Could you copy each line of the listing that holds "ratio"?

- **Dataset extract**:
....

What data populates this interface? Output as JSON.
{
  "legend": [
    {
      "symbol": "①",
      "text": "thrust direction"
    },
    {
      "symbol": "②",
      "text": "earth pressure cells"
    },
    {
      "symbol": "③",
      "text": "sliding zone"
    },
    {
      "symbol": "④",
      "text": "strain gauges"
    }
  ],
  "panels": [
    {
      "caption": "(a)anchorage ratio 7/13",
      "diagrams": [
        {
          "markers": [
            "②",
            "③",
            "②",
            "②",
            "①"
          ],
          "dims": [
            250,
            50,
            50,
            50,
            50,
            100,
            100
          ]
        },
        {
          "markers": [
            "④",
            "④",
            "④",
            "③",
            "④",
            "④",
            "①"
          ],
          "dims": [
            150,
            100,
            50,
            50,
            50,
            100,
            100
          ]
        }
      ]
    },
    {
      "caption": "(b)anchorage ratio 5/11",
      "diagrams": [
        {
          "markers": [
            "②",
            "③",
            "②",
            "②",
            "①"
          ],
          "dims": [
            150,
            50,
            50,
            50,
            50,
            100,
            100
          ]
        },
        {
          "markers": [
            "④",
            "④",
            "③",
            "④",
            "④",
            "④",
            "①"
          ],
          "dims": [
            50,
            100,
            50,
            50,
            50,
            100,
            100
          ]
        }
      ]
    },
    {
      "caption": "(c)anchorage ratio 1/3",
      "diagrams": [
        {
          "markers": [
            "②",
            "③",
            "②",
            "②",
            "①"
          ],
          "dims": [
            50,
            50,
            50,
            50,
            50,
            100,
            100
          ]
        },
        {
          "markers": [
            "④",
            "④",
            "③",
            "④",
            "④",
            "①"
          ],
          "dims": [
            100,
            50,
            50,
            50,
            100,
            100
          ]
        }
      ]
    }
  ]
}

....

- **Answer section**:
      "caption": "(a)anchorage ratio 7/13",
      "caption": "(b)anchorage ratio 5/11",
      "caption": "(c)anchorage ratio 1/3",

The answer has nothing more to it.